REQUIREMENT: Whenever a line contains the string "Méditerranée", copy it out of the entries.

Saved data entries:
_ _ _ _ _

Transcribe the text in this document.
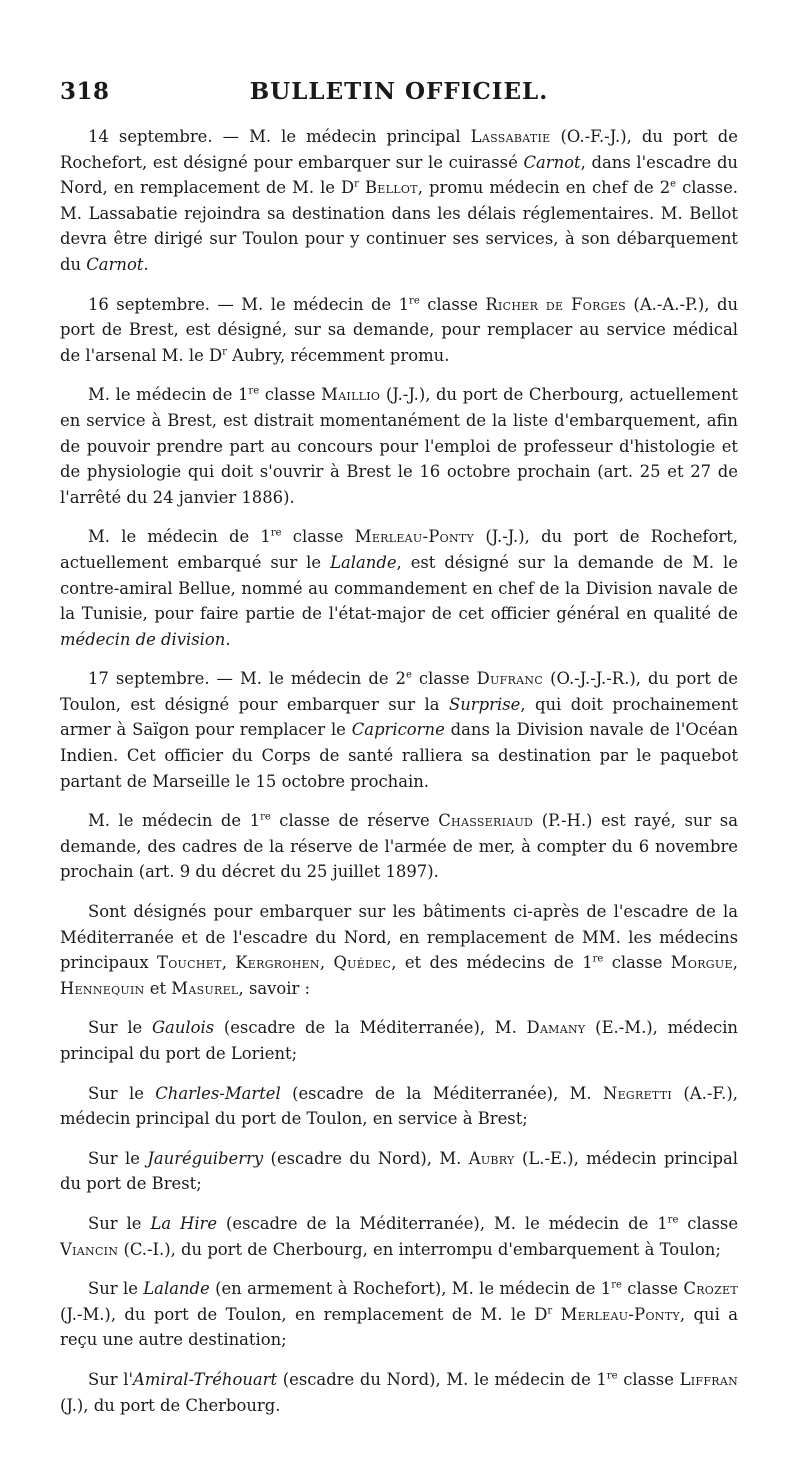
318	BULLETIN OFFICIEL.

14 septembre. — M. le médecin principal Lassabatie (O.-F.-J.), du port de Rochefort, est désigné pour embarquer sur le cuirassé Carnot, dans l'escadre du Nord, en remplacement de M. le $D^r$ Bellot, promu médecin en chef de 2e classe. M. Lassabatie rejoindra sa destination dans les délais réglementaires. M. Bellot devra être dirigé sur Toulon pour y continuer ses services, à son débarquement du Carnot.

16 septembre. — M. le médecin de 1re classe Richer de Forges (A.-A.-P.), du port de Brest, est désigné, sur sa demande, pour remplacer au service médical de l'arsenal M. le $D^r$ Aubry, récemment promu.

M. le médecin de 1re classe Maillio (J.-J.), du port de Cherbourg, actuellement en service à Brest, est distrait momentanément de la liste d'embarquement, afin de pouvoir prendre part au concours pour l'emploi de professeur d'histologie et de physiologie qui doit s'ouvrir à Brest le 16 octobre prochain (art. 25 et 27 de l'arrêté du 24 janvier 1886).

M. le médecin de 1re classe Merleau-Ponty (J.-J.), du port de Rochefort, actuellement embarqué sur le Lalande, est désigné sur la demande de M. le contre-amiral Bellue, nommé au commandement en chef de la Division navale de la Tunisie, pour faire partie de l'état-major de cet officier général en qualité de médecin de division.

17 septembre. — M. le médecin de 2e classe Dufranc (O.-J.-J.-R.), du port de Toulon, est désigné pour embarquer sur la Surprise, qui doit prochainement armer à Saïgon pour remplacer le Capricorne dans la Division navale de l'Océan Indien. Cet officier du Corps de santé ralliera sa destination par le paquebot partant de Marseille le 15 octobre prochain.

M. le médecin de 1re classe de réserve Chasseriaud (P.-H.) est rayé, sur sa demande, des cadres de la réserve de l'armée de mer, à compter du 6 novembre prochain (art. 9 du décret du 25 juillet 1897).

Sont désignés pour embarquer sur les bâtiments ci-après de l'escadre de la Méditerranée et de l'escadre du Nord, en remplacement de MM. les médecins principaux Touchet, Kergrohen, Quédec, et des médecins de 1re classe Morgue, Hennequin et Masurel, savoir :

Sur le Gaulois (escadre de la Méditerranée), M. Damany (E.-M.), médecin principal du port de Lorient;

Sur le Charles-Martel (escadre de la Méditerranée), M. Negretti (A.-F.), médecin principal du port de Toulon, en service à Brest;

Sur le Jauréguiberry (escadre du Nord), M. Aubry (L.-E.), médecin principal du port de Brest;

Sur le La Hire (escadre de la Méditerranée), M. le médecin de 1re classe Viancin (C.-I.), du port de Cherbourg, en interrompu d'embarquement à Toulon;

Sur le Lalande (en armement à Rochefort), M. le médecin de 1re classe Crozet (J.-M.), du port de Toulon, en remplacement de M. le $D^r$ Merleau-Ponty, qui a reçu une autre destination;

Sur l'Amiral-Tréhouart (escadre du Nord), M. le médecin de 1re classe Liffran (J.), du port de Cherbourg.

_ _ _ _ _

OUTPUT BELOW:
Sont désignés pour embarquer sur les bâtiments ci-après de l'escadre de la Méditerranée et de l'escadre du Nord, en remplacement de MM. les médecins principaux Touchet, Kergrohen, Quédec, et des médecins de 1re classe Morgue, Hennequin et Masurel, savoir :
Sur le Gaulois (escadre de la Méditerranée), M. Damany (E.-M.), médecin principal du port de Lorient;
Sur le Charles-Martel (escadre de la Méditerranée), M. Negretti (A.-F.), médecin principal du port de Toulon, en service à Brest;
Sur le La Hire (escadre de la Méditerranée), M. le médecin de 1re classe Viancin (C.-I.), du port de Cherbourg, en interrompu d'embarquement à Toulon;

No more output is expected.